**What is needed**
Repeat the material below exactly, with no pictures.
┌─ Information shown
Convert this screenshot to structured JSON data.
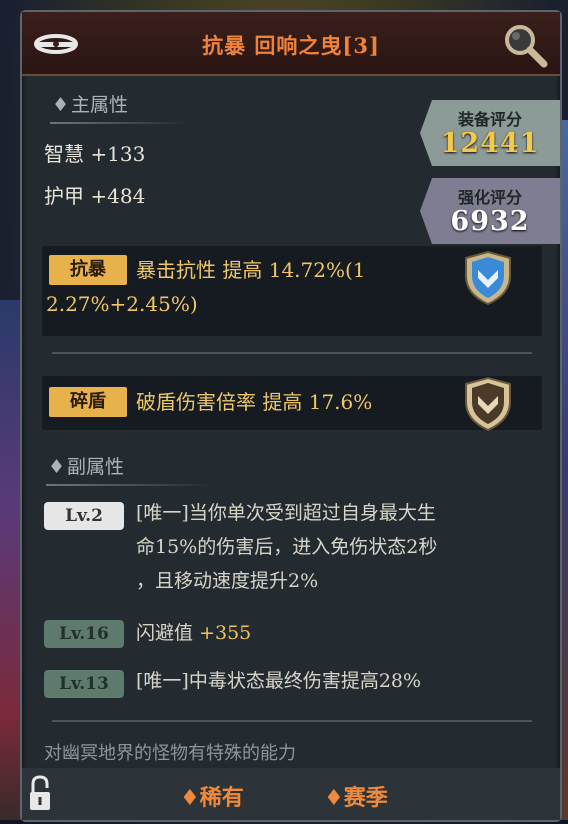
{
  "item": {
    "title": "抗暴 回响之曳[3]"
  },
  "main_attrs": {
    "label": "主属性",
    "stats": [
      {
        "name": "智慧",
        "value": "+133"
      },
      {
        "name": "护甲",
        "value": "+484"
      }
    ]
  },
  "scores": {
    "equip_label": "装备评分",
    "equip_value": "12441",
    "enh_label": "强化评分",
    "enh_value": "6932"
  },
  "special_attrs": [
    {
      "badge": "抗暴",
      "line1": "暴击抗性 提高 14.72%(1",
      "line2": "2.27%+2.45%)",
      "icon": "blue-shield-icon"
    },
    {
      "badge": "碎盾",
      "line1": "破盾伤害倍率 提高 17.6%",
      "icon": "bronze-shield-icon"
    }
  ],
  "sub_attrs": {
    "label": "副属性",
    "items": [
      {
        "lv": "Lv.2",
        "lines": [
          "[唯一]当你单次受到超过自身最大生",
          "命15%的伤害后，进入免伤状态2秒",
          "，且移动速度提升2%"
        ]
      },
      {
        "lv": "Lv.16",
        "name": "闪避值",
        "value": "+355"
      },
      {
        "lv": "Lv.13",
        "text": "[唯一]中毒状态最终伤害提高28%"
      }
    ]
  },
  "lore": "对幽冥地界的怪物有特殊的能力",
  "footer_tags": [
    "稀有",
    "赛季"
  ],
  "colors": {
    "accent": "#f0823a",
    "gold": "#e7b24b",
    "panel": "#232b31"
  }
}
└─
**Correct result**
Convert this screenshot to structured JSON data.
{
  "item": {
    "title": "抗暴 回响之曳[3]"
  },
  "main_attrs": {
    "label": "主属性",
    "stats": [
      {
        "name": "智慧",
        "value": "+133"
      },
      {
        "name": "护甲",
        "value": "+484"
      }
    ]
  },
  "scores": {
    "equip_label": "装备评分",
    "equip_value": "12441",
    "enh_label": "强化评分",
    "enh_value": "6932"
  },
  "special_attrs": [
    {
      "badge": "抗暴",
      "line1": "暴击抗性 提高 14.72%(1",
      "line2": "2.27%+2.45%)",
      "icon": "blue-shield-icon"
    },
    {
      "badge": "碎盾",
      "line1": "破盾伤害倍率 提高 17.6%",
      "icon": "bronze-shield-icon"
    }
  ],
  "sub_attrs": {
    "label": "副属性",
    "items": [
      {
        "lv": "Lv.2",
        "lines": [
          "[唯一]当你单次受到超过自身最大生",
          "命15%的伤害后，进入免伤状态2秒",
          "，且移动速度提升2%"
        ]
      },
      {
        "lv": "Lv.16",
        "name": "闪避值",
        "value": "+355"
      },
      {
        "lv": "Lv.13",
        "text": "[唯一]中毒状态最终伤害提高28%"
      }
    ]
  },
  "lore": "对幽冥地界的怪物有特殊的能力",
  "footer_tags": [
    "稀有",
    "赛季"
  ],
  "colors": {
    "accent": "#f0823a",
    "gold": "#e7b24b",
    "panel": "#232b31"
  }
}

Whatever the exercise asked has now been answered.